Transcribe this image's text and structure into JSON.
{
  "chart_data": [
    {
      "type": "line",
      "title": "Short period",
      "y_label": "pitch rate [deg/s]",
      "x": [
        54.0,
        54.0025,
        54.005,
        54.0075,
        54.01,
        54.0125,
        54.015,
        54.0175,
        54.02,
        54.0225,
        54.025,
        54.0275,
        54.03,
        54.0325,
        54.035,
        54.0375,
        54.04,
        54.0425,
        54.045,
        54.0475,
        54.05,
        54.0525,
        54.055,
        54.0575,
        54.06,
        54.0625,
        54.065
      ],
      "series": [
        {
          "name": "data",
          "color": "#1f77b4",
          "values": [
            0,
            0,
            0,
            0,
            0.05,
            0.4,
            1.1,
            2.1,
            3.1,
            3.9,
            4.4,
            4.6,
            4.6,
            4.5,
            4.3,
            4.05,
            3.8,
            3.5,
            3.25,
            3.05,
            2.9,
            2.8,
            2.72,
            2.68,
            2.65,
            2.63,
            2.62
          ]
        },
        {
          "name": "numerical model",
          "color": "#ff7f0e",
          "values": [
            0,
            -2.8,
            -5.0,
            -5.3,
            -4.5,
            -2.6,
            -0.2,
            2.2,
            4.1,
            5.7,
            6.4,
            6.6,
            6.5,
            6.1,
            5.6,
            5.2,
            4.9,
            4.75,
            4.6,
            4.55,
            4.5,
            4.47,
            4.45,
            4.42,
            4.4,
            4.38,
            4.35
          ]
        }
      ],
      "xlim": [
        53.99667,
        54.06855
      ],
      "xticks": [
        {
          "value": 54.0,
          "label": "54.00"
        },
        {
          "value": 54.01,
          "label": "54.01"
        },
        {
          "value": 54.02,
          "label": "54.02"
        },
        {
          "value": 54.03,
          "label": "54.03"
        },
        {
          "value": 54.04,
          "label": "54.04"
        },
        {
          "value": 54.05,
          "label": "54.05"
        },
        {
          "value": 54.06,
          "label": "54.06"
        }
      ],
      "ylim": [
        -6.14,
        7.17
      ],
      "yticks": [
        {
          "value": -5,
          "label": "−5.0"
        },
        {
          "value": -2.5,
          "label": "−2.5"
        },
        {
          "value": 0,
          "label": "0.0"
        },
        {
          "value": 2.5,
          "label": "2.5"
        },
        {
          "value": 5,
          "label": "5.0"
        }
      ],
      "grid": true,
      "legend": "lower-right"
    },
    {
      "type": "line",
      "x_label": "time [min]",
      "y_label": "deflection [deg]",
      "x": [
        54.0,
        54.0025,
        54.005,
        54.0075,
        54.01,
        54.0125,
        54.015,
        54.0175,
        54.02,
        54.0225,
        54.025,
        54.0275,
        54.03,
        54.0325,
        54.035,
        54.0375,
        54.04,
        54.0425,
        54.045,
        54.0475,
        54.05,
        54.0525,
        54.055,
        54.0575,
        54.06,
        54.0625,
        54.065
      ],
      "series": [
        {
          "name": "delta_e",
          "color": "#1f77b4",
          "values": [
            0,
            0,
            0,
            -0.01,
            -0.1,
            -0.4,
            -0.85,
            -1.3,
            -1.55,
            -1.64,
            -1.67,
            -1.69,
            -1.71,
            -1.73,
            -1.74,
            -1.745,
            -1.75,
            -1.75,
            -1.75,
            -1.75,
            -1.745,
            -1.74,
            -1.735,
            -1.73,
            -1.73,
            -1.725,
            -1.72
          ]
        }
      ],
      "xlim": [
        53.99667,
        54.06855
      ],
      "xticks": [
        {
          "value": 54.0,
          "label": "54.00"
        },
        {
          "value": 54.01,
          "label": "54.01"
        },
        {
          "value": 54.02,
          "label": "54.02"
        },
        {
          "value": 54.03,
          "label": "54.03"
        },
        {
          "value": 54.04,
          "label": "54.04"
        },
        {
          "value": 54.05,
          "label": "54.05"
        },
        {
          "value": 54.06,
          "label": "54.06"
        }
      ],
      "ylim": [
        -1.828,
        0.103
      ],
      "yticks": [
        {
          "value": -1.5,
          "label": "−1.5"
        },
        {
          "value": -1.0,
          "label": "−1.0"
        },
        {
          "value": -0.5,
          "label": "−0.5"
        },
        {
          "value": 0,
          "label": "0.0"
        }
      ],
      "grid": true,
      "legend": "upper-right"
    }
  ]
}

▶ **TASK INSTRUCTIONS**
Go over the records above line by line and count those holding the word "right". Reply only with the number.

▶ **RESULT FOR THIS EXERCISE**
2